Below are the records. List every line holding the word "this".

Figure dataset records
::::::::
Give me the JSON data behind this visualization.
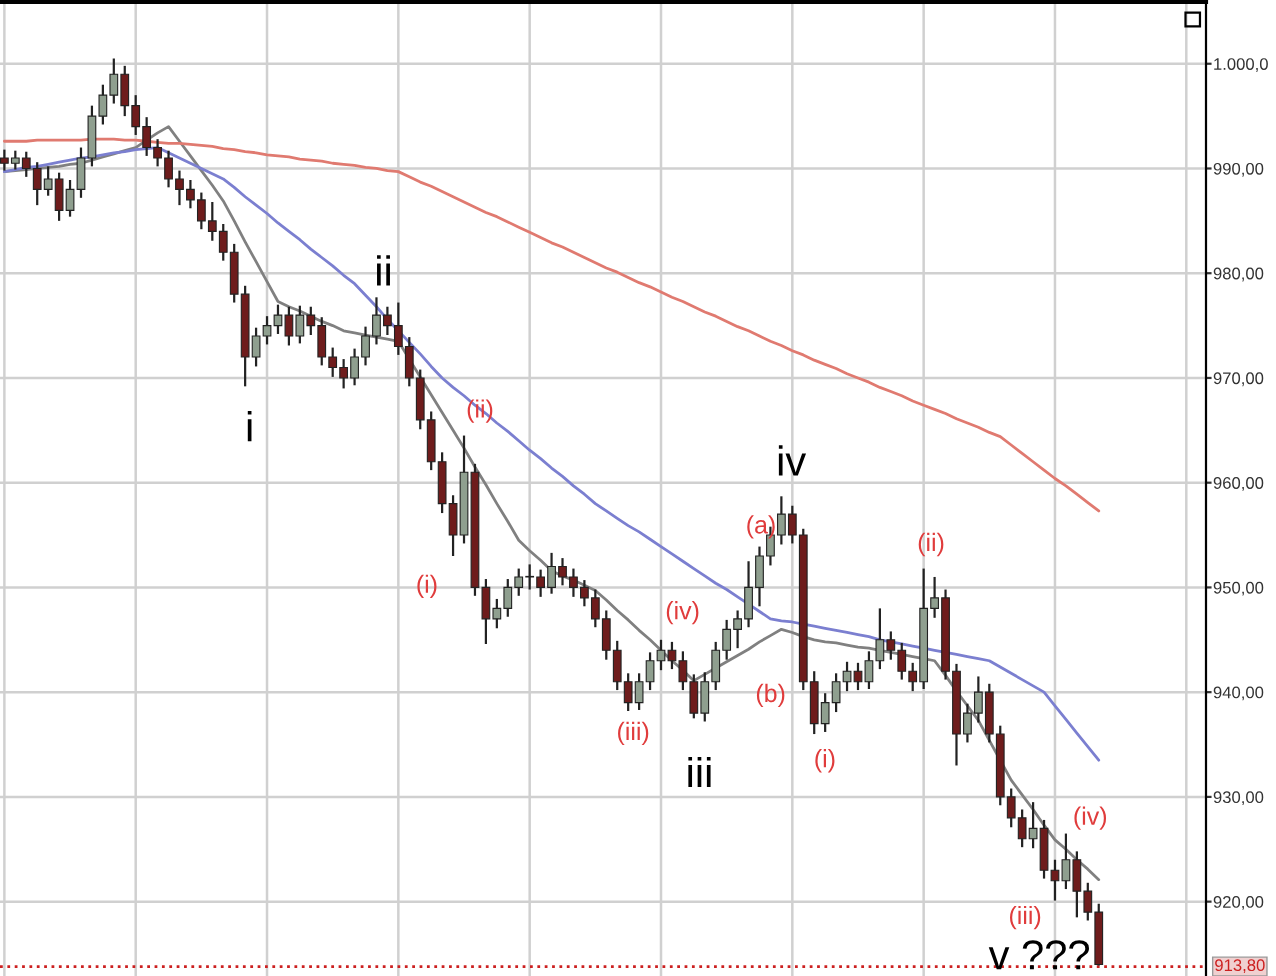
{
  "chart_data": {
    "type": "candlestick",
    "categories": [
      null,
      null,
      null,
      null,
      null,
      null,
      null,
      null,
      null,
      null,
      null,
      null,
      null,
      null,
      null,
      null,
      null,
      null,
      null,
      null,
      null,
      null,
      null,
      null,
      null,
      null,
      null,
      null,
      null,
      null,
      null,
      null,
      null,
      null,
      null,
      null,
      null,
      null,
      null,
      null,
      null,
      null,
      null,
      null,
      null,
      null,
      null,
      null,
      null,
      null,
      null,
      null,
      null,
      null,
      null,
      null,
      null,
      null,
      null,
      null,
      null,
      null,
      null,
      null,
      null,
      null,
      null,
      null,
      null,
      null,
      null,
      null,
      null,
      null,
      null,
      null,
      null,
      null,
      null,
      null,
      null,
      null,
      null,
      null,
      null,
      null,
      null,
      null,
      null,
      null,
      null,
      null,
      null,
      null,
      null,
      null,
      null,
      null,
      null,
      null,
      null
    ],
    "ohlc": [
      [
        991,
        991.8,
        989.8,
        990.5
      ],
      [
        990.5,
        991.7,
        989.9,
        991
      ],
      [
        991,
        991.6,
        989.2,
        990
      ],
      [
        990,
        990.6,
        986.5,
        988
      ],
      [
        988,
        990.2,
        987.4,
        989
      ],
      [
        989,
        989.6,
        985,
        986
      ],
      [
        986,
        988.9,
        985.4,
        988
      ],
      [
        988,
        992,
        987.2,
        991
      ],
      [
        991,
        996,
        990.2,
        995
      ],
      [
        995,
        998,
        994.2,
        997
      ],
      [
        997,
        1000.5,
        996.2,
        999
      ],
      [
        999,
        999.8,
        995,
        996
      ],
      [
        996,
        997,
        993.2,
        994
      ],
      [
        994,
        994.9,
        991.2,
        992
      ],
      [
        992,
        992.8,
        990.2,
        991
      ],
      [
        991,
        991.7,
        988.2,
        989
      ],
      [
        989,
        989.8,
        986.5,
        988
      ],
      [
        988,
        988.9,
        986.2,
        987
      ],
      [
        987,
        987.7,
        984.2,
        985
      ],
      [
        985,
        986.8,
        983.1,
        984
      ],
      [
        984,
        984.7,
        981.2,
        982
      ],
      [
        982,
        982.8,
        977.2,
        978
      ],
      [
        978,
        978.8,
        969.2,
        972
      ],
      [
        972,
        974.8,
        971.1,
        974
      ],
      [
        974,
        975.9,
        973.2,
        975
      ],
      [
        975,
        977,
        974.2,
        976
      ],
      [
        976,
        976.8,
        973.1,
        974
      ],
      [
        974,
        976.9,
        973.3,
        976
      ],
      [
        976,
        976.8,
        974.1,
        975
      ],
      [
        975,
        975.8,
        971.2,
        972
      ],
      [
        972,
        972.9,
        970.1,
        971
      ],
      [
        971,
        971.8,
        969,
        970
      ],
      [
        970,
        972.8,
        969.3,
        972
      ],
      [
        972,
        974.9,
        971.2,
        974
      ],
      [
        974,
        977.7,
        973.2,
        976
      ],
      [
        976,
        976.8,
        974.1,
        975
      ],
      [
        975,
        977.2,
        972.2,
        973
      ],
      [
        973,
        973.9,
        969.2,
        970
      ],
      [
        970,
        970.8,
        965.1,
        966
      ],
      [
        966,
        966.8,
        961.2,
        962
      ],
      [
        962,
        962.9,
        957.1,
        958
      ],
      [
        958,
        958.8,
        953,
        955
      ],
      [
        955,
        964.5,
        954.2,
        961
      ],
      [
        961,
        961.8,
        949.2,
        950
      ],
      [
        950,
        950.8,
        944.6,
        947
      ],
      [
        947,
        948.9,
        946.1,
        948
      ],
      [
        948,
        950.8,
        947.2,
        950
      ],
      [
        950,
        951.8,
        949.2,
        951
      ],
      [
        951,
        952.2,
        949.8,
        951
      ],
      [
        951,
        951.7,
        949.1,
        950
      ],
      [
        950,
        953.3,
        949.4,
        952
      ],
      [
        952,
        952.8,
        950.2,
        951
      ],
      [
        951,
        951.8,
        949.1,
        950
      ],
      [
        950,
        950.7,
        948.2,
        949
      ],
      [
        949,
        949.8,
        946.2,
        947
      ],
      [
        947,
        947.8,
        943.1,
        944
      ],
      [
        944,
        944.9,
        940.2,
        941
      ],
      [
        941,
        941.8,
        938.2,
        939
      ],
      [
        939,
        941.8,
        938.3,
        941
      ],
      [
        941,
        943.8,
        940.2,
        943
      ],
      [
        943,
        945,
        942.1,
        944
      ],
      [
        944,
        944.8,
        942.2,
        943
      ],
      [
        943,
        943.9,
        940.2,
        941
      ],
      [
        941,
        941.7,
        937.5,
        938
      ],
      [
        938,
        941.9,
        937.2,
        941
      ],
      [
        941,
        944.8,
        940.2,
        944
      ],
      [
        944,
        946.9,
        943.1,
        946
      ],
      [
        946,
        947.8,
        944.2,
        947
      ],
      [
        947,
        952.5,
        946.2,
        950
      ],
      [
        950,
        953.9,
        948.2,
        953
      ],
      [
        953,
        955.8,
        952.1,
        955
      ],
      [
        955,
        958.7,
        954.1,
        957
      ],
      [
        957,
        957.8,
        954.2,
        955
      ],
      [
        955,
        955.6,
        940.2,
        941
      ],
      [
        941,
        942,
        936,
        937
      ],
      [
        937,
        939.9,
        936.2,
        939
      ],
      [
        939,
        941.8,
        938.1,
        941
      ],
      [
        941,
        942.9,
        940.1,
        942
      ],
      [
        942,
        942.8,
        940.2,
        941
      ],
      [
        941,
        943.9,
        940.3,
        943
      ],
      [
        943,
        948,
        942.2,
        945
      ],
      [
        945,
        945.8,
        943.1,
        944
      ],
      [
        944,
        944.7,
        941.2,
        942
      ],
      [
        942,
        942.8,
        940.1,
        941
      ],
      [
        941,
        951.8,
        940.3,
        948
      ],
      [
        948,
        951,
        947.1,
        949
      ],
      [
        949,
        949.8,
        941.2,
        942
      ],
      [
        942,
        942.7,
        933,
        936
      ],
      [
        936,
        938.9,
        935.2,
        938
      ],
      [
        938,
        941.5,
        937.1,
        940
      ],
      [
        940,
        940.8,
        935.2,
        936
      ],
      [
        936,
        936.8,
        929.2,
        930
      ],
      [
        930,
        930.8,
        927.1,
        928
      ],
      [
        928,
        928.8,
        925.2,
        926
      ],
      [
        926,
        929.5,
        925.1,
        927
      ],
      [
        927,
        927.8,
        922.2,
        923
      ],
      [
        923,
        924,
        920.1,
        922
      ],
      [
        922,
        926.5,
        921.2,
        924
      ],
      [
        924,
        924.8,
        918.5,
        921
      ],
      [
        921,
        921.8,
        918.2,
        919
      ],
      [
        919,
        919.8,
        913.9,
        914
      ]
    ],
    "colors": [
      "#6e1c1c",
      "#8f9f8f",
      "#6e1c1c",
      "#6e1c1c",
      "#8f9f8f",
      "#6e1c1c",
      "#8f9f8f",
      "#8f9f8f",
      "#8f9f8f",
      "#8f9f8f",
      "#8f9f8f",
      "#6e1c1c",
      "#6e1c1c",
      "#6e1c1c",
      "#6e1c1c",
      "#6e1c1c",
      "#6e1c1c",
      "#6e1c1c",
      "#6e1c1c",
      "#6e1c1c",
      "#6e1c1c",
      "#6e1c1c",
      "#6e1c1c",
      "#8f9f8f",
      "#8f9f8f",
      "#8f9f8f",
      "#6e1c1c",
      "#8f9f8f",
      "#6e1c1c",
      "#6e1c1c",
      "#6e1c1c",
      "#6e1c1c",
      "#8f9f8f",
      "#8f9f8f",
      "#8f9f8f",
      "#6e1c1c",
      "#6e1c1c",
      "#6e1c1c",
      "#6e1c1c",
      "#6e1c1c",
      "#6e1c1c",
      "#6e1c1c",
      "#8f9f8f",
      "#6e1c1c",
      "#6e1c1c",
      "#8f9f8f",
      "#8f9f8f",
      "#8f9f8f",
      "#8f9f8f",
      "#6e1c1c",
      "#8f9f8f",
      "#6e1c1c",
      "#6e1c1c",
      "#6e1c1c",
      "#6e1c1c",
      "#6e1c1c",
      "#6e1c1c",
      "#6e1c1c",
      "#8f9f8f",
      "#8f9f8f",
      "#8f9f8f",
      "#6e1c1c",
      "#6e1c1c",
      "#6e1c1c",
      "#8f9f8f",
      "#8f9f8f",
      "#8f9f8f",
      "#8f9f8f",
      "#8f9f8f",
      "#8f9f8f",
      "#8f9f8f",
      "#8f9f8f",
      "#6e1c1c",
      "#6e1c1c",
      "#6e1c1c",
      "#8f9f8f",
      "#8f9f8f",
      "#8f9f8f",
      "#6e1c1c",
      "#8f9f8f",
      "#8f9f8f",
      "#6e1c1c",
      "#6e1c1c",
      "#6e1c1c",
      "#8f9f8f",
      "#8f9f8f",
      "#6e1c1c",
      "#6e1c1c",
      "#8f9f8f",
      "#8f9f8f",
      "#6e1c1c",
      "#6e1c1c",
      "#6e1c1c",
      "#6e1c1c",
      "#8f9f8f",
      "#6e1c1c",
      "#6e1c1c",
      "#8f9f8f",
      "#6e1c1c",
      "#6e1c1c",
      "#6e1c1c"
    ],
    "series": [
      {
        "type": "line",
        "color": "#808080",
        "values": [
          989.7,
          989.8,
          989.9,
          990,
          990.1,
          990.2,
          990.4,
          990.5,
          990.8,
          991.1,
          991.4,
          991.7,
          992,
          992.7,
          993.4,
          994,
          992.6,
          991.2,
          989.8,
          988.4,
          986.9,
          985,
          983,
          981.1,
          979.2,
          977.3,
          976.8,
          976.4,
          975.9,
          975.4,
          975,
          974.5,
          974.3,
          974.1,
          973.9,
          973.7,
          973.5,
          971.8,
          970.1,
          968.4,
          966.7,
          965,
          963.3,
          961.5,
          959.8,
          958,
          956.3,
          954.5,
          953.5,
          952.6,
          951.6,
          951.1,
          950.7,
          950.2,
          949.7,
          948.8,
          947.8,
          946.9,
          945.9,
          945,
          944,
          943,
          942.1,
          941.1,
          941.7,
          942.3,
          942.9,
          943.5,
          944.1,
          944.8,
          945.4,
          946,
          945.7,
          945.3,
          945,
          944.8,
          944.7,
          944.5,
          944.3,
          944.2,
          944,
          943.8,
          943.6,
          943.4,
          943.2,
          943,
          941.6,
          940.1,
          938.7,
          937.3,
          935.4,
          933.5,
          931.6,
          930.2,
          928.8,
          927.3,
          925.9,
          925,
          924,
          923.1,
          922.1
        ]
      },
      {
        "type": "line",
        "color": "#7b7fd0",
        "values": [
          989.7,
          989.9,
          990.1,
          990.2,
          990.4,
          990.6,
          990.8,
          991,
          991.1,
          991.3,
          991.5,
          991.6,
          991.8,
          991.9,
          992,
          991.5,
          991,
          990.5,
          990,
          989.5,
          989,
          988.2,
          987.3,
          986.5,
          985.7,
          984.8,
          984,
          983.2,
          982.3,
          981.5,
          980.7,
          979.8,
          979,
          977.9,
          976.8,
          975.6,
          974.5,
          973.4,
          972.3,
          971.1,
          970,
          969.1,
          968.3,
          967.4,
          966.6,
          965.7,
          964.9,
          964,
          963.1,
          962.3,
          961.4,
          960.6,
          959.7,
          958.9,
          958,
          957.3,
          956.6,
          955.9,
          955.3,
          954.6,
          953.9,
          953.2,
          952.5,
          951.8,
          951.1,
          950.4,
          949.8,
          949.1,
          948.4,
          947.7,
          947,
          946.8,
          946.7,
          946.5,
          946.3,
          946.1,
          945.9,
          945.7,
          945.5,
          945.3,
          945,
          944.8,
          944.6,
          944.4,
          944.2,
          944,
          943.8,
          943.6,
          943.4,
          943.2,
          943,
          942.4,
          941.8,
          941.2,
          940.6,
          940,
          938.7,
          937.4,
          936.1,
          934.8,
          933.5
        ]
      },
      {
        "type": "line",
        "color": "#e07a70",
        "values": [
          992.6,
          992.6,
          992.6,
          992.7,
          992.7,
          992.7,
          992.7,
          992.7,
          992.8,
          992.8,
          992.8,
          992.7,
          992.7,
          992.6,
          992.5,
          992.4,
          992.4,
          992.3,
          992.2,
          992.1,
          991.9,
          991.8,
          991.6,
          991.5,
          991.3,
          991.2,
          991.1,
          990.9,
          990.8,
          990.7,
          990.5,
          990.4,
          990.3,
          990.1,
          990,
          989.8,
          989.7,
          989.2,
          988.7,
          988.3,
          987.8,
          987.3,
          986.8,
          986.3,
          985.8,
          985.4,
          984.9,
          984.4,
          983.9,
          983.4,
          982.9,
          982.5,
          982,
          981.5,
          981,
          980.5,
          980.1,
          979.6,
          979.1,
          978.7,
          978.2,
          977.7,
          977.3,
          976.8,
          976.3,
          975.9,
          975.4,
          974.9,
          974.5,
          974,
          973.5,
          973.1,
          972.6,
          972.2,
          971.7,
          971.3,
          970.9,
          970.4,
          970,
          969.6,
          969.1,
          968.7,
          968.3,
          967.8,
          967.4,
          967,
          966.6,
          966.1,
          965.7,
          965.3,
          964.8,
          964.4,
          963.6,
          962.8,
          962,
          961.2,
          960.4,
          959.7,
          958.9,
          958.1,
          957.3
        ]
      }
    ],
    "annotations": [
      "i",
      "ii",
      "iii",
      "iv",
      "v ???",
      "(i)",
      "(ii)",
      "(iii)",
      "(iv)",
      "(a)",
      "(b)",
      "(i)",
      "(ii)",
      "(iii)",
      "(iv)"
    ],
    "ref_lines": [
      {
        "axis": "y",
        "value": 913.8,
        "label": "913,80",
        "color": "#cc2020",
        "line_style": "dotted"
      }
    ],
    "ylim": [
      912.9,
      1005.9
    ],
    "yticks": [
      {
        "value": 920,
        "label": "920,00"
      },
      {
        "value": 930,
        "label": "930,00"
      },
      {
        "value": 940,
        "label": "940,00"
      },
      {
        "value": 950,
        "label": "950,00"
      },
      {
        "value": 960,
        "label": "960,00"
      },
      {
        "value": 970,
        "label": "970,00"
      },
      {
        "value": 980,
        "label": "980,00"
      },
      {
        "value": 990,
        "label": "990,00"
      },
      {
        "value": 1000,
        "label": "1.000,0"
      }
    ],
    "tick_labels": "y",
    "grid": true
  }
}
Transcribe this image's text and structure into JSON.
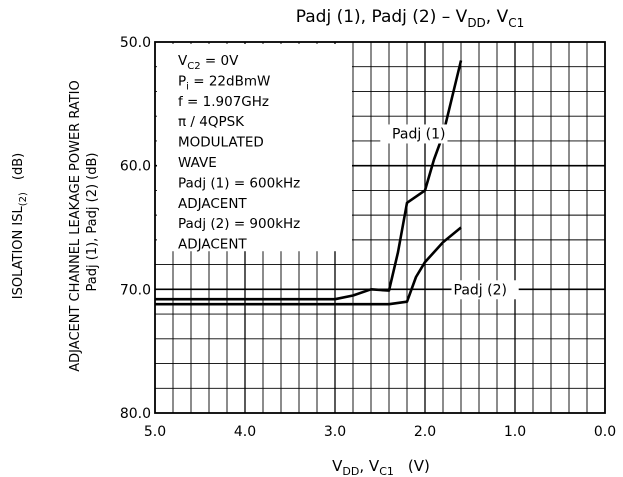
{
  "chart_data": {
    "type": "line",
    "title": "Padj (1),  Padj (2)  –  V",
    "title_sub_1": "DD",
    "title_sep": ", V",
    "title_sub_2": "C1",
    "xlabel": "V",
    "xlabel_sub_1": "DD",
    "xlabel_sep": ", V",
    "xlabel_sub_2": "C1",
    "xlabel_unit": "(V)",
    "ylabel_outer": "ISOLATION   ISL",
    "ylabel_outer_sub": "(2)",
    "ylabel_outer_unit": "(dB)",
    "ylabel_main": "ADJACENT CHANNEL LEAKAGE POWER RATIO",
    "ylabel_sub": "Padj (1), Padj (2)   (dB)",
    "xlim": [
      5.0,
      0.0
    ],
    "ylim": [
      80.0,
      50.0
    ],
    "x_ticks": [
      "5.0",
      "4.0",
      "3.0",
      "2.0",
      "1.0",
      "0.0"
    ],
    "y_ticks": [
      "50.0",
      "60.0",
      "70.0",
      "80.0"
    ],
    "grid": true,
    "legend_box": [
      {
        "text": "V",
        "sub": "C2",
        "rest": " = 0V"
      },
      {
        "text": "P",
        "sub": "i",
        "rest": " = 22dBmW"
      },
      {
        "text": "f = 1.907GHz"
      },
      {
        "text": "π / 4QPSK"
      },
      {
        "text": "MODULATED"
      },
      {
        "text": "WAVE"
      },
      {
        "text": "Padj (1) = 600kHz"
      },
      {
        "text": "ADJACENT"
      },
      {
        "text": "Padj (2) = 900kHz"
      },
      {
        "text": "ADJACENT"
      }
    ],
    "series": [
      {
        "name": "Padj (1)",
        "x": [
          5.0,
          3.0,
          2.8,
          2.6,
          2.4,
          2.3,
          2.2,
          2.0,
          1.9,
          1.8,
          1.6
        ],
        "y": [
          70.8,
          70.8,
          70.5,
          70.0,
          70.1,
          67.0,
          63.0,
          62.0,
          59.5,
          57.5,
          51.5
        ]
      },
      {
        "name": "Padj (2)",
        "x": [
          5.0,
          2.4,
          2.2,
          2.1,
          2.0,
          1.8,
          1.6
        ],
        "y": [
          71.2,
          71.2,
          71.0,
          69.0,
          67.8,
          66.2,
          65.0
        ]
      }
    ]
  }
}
::::::::
Correct answer>
Give me the JSON data behind this visualization.
Transcribe this image's text and structure into JSON.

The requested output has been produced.